What you will do: Search the records that follow and extract every line containing the string "Other".

Supplied records:
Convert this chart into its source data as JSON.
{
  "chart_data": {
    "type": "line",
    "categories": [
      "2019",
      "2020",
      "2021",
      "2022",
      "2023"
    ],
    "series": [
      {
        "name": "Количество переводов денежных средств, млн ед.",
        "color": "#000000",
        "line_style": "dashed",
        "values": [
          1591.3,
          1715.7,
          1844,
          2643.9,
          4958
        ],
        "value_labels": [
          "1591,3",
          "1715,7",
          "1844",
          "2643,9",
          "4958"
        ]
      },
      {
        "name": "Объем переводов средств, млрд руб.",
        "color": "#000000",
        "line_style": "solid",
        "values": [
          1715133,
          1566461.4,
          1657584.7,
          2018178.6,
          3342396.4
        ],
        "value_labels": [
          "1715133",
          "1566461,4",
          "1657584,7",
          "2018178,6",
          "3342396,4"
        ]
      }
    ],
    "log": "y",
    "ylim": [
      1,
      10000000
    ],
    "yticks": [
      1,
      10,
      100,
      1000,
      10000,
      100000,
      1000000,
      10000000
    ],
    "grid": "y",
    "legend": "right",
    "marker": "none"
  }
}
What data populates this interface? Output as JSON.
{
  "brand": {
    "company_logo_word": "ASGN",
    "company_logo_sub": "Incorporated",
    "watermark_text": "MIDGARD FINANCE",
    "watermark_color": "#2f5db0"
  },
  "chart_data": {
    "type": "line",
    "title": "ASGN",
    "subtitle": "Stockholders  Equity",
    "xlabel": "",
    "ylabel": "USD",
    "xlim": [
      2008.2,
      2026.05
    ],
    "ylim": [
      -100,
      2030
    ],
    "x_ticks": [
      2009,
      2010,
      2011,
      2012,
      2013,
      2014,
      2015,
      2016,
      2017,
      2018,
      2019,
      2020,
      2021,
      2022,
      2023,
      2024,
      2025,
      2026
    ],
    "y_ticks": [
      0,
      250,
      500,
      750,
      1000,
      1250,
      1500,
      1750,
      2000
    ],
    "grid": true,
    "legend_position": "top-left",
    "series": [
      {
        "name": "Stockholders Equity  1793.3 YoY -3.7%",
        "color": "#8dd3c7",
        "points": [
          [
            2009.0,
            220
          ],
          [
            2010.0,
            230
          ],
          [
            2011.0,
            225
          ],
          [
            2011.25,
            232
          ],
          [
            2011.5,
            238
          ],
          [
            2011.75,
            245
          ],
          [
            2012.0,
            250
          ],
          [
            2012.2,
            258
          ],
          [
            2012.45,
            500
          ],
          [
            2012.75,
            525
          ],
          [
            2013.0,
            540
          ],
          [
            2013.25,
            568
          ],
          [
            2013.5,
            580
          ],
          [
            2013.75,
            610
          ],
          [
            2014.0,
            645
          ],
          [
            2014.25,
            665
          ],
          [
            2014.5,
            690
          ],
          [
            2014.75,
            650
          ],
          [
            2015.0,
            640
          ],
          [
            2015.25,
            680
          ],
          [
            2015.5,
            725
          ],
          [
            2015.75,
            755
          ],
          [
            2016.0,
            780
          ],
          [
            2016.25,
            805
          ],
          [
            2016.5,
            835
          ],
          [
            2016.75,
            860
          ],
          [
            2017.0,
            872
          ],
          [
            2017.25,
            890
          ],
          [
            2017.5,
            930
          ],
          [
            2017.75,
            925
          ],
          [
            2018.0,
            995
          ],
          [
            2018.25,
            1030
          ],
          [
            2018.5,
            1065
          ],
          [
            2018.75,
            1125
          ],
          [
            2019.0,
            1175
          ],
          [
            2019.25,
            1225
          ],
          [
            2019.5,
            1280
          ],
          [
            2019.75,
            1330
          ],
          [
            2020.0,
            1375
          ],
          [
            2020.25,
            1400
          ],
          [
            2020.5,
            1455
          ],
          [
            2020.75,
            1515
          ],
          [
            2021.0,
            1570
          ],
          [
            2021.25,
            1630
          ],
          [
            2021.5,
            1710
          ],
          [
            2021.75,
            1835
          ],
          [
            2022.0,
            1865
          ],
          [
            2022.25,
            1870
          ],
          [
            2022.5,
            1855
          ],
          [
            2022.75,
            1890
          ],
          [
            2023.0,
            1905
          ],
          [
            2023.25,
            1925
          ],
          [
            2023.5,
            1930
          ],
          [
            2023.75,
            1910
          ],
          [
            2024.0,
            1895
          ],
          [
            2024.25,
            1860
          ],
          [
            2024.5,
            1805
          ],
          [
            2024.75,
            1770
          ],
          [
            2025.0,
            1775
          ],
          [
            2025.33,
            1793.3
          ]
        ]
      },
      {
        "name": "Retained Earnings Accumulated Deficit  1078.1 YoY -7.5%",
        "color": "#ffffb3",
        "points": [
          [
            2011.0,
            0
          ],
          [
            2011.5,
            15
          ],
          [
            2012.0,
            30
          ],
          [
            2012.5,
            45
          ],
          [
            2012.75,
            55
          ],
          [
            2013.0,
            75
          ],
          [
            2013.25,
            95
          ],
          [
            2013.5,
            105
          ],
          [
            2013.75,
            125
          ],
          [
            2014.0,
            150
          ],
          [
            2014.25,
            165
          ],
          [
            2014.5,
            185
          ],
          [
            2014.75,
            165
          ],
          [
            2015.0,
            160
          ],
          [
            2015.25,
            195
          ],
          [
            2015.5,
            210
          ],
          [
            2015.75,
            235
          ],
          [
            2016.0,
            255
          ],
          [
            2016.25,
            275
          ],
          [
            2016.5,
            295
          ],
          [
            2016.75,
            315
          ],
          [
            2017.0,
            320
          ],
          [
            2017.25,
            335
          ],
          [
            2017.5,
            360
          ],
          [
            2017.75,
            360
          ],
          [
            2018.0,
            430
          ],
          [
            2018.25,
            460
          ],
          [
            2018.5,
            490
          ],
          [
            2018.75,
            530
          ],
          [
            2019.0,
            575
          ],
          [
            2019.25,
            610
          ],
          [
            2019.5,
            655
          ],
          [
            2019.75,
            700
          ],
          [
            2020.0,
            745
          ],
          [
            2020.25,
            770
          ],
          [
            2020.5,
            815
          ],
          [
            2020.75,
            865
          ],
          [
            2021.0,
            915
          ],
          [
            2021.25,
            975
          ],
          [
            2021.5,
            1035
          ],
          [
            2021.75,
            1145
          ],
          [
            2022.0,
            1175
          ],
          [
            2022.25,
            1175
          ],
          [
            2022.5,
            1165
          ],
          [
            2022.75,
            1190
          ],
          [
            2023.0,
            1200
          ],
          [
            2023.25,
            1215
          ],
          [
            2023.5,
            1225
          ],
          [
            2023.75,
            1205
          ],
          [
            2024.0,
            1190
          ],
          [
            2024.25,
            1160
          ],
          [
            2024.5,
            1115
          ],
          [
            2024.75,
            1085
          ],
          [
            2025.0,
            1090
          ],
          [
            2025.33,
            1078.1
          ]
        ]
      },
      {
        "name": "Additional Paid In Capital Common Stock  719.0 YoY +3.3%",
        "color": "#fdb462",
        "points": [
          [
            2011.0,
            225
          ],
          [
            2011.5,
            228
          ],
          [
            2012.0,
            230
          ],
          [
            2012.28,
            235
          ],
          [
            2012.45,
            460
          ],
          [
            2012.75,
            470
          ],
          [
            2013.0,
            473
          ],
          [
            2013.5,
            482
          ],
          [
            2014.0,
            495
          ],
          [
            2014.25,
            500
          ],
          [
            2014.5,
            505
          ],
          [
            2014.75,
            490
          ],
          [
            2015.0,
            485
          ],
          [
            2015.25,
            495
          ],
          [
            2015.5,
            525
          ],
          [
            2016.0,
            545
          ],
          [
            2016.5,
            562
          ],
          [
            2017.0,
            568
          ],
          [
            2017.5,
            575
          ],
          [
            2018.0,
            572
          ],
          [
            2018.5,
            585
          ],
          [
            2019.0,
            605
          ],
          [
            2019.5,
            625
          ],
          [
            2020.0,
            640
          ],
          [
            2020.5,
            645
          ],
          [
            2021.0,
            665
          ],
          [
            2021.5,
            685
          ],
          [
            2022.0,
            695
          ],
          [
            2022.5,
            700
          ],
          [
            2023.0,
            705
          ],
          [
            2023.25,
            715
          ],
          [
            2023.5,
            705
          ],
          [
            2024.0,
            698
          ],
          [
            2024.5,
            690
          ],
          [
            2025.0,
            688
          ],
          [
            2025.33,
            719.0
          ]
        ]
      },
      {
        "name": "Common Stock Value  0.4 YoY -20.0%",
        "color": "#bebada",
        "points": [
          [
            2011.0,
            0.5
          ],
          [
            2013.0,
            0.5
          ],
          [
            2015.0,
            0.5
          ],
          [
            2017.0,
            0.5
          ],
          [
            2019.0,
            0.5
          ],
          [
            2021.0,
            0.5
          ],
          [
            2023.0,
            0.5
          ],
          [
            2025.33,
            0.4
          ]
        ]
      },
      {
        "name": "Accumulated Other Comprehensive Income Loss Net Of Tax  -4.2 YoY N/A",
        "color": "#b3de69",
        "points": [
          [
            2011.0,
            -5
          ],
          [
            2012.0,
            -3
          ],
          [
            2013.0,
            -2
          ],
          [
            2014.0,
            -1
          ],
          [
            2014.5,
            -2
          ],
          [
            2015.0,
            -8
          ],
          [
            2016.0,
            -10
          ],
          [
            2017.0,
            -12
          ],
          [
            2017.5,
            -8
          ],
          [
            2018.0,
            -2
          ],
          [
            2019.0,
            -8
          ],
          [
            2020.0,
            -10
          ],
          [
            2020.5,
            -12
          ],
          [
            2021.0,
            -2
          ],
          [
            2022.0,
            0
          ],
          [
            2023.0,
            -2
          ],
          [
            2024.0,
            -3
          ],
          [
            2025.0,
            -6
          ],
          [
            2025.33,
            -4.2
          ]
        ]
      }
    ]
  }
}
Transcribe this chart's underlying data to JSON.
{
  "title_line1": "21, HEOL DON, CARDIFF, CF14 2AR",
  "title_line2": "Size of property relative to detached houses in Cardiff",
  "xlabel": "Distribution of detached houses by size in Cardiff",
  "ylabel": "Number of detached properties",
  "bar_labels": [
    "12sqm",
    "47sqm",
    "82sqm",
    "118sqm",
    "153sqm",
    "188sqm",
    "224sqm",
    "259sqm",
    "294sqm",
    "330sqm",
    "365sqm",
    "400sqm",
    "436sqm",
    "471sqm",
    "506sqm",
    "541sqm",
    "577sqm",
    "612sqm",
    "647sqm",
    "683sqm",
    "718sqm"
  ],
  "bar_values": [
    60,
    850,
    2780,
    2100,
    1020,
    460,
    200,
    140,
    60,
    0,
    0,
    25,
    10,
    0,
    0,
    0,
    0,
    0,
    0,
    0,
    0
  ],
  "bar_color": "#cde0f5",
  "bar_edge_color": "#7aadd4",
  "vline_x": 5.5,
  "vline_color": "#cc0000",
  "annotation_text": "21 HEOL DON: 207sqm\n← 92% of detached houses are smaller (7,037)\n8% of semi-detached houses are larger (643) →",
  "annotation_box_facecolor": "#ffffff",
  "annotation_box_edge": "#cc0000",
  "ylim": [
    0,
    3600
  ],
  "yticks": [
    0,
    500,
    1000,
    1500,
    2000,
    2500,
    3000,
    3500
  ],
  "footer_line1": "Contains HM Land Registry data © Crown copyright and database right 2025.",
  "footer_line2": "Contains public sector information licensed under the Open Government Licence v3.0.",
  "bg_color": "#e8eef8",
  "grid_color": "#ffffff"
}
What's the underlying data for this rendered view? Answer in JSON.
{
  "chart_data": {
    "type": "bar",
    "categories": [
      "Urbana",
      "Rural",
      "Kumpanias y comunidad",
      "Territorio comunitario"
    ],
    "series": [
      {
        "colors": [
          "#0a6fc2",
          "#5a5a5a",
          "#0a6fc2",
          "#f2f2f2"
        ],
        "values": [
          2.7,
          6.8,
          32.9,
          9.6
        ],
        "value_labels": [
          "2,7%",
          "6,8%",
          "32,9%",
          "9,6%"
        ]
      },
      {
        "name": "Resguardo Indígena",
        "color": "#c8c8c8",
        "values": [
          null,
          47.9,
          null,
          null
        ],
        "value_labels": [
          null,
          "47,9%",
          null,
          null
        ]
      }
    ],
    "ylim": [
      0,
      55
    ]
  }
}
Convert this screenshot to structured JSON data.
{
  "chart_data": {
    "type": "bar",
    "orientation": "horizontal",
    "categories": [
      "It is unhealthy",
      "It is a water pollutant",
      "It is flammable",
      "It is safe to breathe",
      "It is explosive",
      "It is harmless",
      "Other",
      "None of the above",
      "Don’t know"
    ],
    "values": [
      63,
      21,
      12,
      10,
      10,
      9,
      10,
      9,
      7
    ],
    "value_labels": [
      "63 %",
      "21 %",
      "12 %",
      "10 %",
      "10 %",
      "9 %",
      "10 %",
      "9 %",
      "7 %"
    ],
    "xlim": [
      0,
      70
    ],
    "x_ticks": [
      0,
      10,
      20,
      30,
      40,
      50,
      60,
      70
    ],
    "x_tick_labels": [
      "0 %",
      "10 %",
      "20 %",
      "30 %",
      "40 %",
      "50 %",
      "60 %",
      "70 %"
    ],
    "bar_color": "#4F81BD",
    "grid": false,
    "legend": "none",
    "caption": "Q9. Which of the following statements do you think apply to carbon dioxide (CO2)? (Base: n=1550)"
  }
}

Worked answer:
        "name": "Accumulated Other Comprehensive Income Loss Net Of Tax  -4.2 YoY N/A",
      "Other",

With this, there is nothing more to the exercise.